#### Source material ####

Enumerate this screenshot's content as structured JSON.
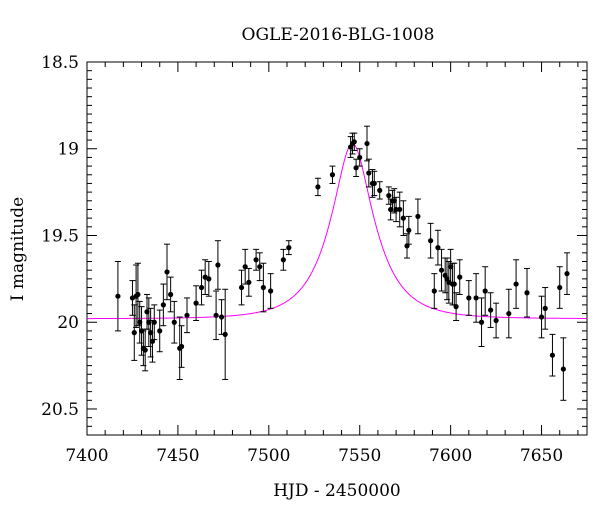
{
  "chart_data": {
    "type": "scatter",
    "title": "OGLE-2016-BLG-1008",
    "xlabel": "HJD - 2450000",
    "ylabel": "I magnitude",
    "xlim": [
      7400,
      7675
    ],
    "ylim": [
      20.65,
      18.5
    ],
    "y_inverted": true,
    "xticks": [
      7400,
      7450,
      7500,
      7550,
      7600,
      7650
    ],
    "xtick_labels": [
      "7400",
      "7450",
      "7500",
      "7550",
      "7600",
      "7650"
    ],
    "yticks": [
      18.5,
      19.0,
      19.5,
      20.0,
      20.5
    ],
    "ytick_labels": [
      "18.5",
      "19",
      "19.5",
      "20",
      "20.5"
    ],
    "grid": false,
    "legend": "none",
    "series": [
      {
        "kind": "points_with_errorbars",
        "color": "#000000",
        "points": [
          [
            7417,
            19.85,
            0.2
          ],
          [
            7425,
            19.86,
            0.1
          ],
          [
            7426,
            20.06,
            0.16
          ],
          [
            7427,
            19.85,
            0.18
          ],
          [
            7428,
            19.84,
            0.18
          ],
          [
            7429,
            20.0,
            0.12
          ],
          [
            7430,
            20.05,
            0.14
          ],
          [
            7431,
            20.15,
            0.1
          ],
          [
            7432,
            20.16,
            0.12
          ],
          [
            7433,
            19.94,
            0.1
          ],
          [
            7434,
            20.0,
            0.14
          ],
          [
            7435,
            20.06,
            0.14
          ],
          [
            7436,
            20.11,
            0.12
          ],
          [
            7437,
            20.0,
            0.1
          ],
          [
            7440,
            20.05,
            0.12
          ],
          [
            7442,
            19.9,
            0.12
          ],
          [
            7444,
            19.71,
            0.16
          ],
          [
            7446,
            19.84,
            0.1
          ],
          [
            7448,
            20.0,
            0.12
          ],
          [
            7451,
            20.15,
            0.18
          ],
          [
            7452,
            20.14,
            0.12
          ],
          [
            7455,
            19.96,
            0.1
          ],
          [
            7460,
            19.89,
            0.1
          ],
          [
            7463,
            19.8,
            0.1
          ],
          [
            7465,
            19.74,
            0.1
          ],
          [
            7467,
            19.75,
            0.1
          ],
          [
            7471,
            19.96,
            0.14
          ],
          [
            7472,
            19.67,
            0.14
          ],
          [
            7474,
            19.97,
            0.1
          ],
          [
            7476,
            20.07,
            0.26
          ],
          [
            7485,
            19.8,
            0.1
          ],
          [
            7487,
            19.68,
            0.1
          ],
          [
            7489,
            19.77,
            0.08
          ],
          [
            7493,
            19.64,
            0.06
          ],
          [
            7495,
            19.68,
            0.08
          ],
          [
            7497,
            19.8,
            0.14
          ],
          [
            7501,
            19.82,
            0.1
          ],
          [
            7508,
            19.64,
            0.06
          ],
          [
            7511,
            19.57,
            0.04
          ],
          [
            7527,
            19.22,
            0.05
          ],
          [
            7535,
            19.15,
            0.05
          ],
          [
            7545,
            18.99,
            0.06
          ],
          [
            7546,
            18.97,
            0.06
          ],
          [
            7547,
            18.96,
            0.05
          ],
          [
            7548,
            19.11,
            0.05
          ],
          [
            7550,
            19.05,
            0.05
          ],
          [
            7554,
            18.97,
            0.1
          ],
          [
            7555,
            19.14,
            0.08
          ],
          [
            7557,
            19.2,
            0.08
          ],
          [
            7558,
            19.2,
            0.07
          ],
          [
            7561,
            19.24,
            0.05
          ],
          [
            7566,
            19.27,
            0.05
          ],
          [
            7567,
            19.35,
            0.06
          ],
          [
            7568,
            19.3,
            0.06
          ],
          [
            7569,
            19.3,
            0.07
          ],
          [
            7570,
            19.35,
            0.07
          ],
          [
            7572,
            19.35,
            0.1
          ],
          [
            7574,
            19.4,
            0.1
          ],
          [
            7576,
            19.56,
            0.07
          ],
          [
            7577,
            19.47,
            0.08
          ],
          [
            7582,
            19.39,
            0.1
          ],
          [
            7589,
            19.53,
            0.1
          ],
          [
            7591,
            19.82,
            0.1
          ],
          [
            7593,
            19.57,
            0.1
          ],
          [
            7595,
            19.7,
            0.12
          ],
          [
            7597,
            19.73,
            0.1
          ],
          [
            7598,
            19.75,
            0.12
          ],
          [
            7599,
            19.77,
            0.12
          ],
          [
            7600,
            19.68,
            0.1
          ],
          [
            7601,
            19.78,
            0.12
          ],
          [
            7602,
            19.78,
            0.12
          ],
          [
            7603,
            19.91,
            0.08
          ],
          [
            7605,
            19.74,
            0.1
          ],
          [
            7610,
            19.86,
            0.1
          ],
          [
            7614,
            19.86,
            0.14
          ],
          [
            7617,
            20.0,
            0.14
          ],
          [
            7619,
            19.82,
            0.14
          ],
          [
            7622,
            19.93,
            0.1
          ],
          [
            7625,
            19.99,
            0.1
          ],
          [
            7632,
            19.95,
            0.14
          ],
          [
            7636,
            19.78,
            0.14
          ],
          [
            7642,
            19.83,
            0.14
          ],
          [
            7650,
            19.97,
            0.12
          ],
          [
            7652,
            19.92,
            0.12
          ],
          [
            7656,
            20.19,
            0.12
          ],
          [
            7660,
            19.8,
            0.12
          ],
          [
            7662,
            20.27,
            0.18
          ],
          [
            7664,
            19.72,
            0.12
          ]
        ]
      },
      {
        "kind": "model_curve",
        "color": "#ff00ff",
        "model": {
          "t0": 7546,
          "tE": 22,
          "u0": 0.42,
          "Ibase": 19.98
        }
      }
    ]
  }
}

####

--- Exercise prompt ---
Copy the data character for character, but drop all pictures from the copy.

--- The reply ---
Enumerate this screenshot's content as structured JSON.
{
  "chart_data": {
    "type": "scatter",
    "title": "OGLE-2016-BLG-1008",
    "xlabel": "HJD - 2450000",
    "ylabel": "I magnitude",
    "xlim": [
      7400,
      7675
    ],
    "ylim": [
      20.65,
      18.5
    ],
    "y_inverted": true,
    "xticks": [
      7400,
      7450,
      7500,
      7550,
      7600,
      7650
    ],
    "xtick_labels": [
      "7400",
      "7450",
      "7500",
      "7550",
      "7600",
      "7650"
    ],
    "yticks": [
      18.5,
      19.0,
      19.5,
      20.0,
      20.5
    ],
    "ytick_labels": [
      "18.5",
      "19",
      "19.5",
      "20",
      "20.5"
    ],
    "grid": false,
    "legend": "none",
    "series": [
      {
        "kind": "points_with_errorbars",
        "color": "#000000",
        "points": [
          [
            7417,
            19.85,
            0.2
          ],
          [
            7425,
            19.86,
            0.1
          ],
          [
            7426,
            20.06,
            0.16
          ],
          [
            7427,
            19.85,
            0.18
          ],
          [
            7428,
            19.84,
            0.18
          ],
          [
            7429,
            20.0,
            0.12
          ],
          [
            7430,
            20.05,
            0.14
          ],
          [
            7431,
            20.15,
            0.1
          ],
          [
            7432,
            20.16,
            0.12
          ],
          [
            7433,
            19.94,
            0.1
          ],
          [
            7434,
            20.0,
            0.14
          ],
          [
            7435,
            20.06,
            0.14
          ],
          [
            7436,
            20.11,
            0.12
          ],
          [
            7437,
            20.0,
            0.1
          ],
          [
            7440,
            20.05,
            0.12
          ],
          [
            7442,
            19.9,
            0.12
          ],
          [
            7444,
            19.71,
            0.16
          ],
          [
            7446,
            19.84,
            0.1
          ],
          [
            7448,
            20.0,
            0.12
          ],
          [
            7451,
            20.15,
            0.18
          ],
          [
            7452,
            20.14,
            0.12
          ],
          [
            7455,
            19.96,
            0.1
          ],
          [
            7460,
            19.89,
            0.1
          ],
          [
            7463,
            19.8,
            0.1
          ],
          [
            7465,
            19.74,
            0.1
          ],
          [
            7467,
            19.75,
            0.1
          ],
          [
            7471,
            19.96,
            0.14
          ],
          [
            7472,
            19.67,
            0.14
          ],
          [
            7474,
            19.97,
            0.1
          ],
          [
            7476,
            20.07,
            0.26
          ],
          [
            7485,
            19.8,
            0.1
          ],
          [
            7487,
            19.68,
            0.1
          ],
          [
            7489,
            19.77,
            0.08
          ],
          [
            7493,
            19.64,
            0.06
          ],
          [
            7495,
            19.68,
            0.08
          ],
          [
            7497,
            19.8,
            0.14
          ],
          [
            7501,
            19.82,
            0.1
          ],
          [
            7508,
            19.64,
            0.06
          ],
          [
            7511,
            19.57,
            0.04
          ],
          [
            7527,
            19.22,
            0.05
          ],
          [
            7535,
            19.15,
            0.05
          ],
          [
            7545,
            18.99,
            0.06
          ],
          [
            7546,
            18.97,
            0.06
          ],
          [
            7547,
            18.96,
            0.05
          ],
          [
            7548,
            19.11,
            0.05
          ],
          [
            7550,
            19.05,
            0.05
          ],
          [
            7554,
            18.97,
            0.1
          ],
          [
            7555,
            19.14,
            0.08
          ],
          [
            7557,
            19.2,
            0.08
          ],
          [
            7558,
            19.2,
            0.07
          ],
          [
            7561,
            19.24,
            0.05
          ],
          [
            7566,
            19.27,
            0.05
          ],
          [
            7567,
            19.35,
            0.06
          ],
          [
            7568,
            19.3,
            0.06
          ],
          [
            7569,
            19.3,
            0.07
          ],
          [
            7570,
            19.35,
            0.07
          ],
          [
            7572,
            19.35,
            0.1
          ],
          [
            7574,
            19.4,
            0.1
          ],
          [
            7576,
            19.56,
            0.07
          ],
          [
            7577,
            19.47,
            0.08
          ],
          [
            7582,
            19.39,
            0.1
          ],
          [
            7589,
            19.53,
            0.1
          ],
          [
            7591,
            19.82,
            0.1
          ],
          [
            7593,
            19.57,
            0.1
          ],
          [
            7595,
            19.7,
            0.12
          ],
          [
            7597,
            19.73,
            0.1
          ],
          [
            7598,
            19.75,
            0.12
          ],
          [
            7599,
            19.77,
            0.12
          ],
          [
            7600,
            19.68,
            0.1
          ],
          [
            7601,
            19.78,
            0.12
          ],
          [
            7602,
            19.78,
            0.12
          ],
          [
            7603,
            19.91,
            0.08
          ],
          [
            7605,
            19.74,
            0.1
          ],
          [
            7610,
            19.86,
            0.1
          ],
          [
            7614,
            19.86,
            0.14
          ],
          [
            7617,
            20.0,
            0.14
          ],
          [
            7619,
            19.82,
            0.14
          ],
          [
            7622,
            19.93,
            0.1
          ],
          [
            7625,
            19.99,
            0.1
          ],
          [
            7632,
            19.95,
            0.14
          ],
          [
            7636,
            19.78,
            0.14
          ],
          [
            7642,
            19.83,
            0.14
          ],
          [
            7650,
            19.97,
            0.12
          ],
          [
            7652,
            19.92,
            0.12
          ],
          [
            7656,
            20.19,
            0.12
          ],
          [
            7660,
            19.8,
            0.12
          ],
          [
            7662,
            20.27,
            0.18
          ],
          [
            7664,
            19.72,
            0.12
          ]
        ]
      },
      {
        "kind": "model_curve",
        "color": "#ff00ff",
        "model": {
          "t0": 7546,
          "tE": 22,
          "u0": 0.42,
          "Ibase": 19.98
        }
      }
    ]
  }
}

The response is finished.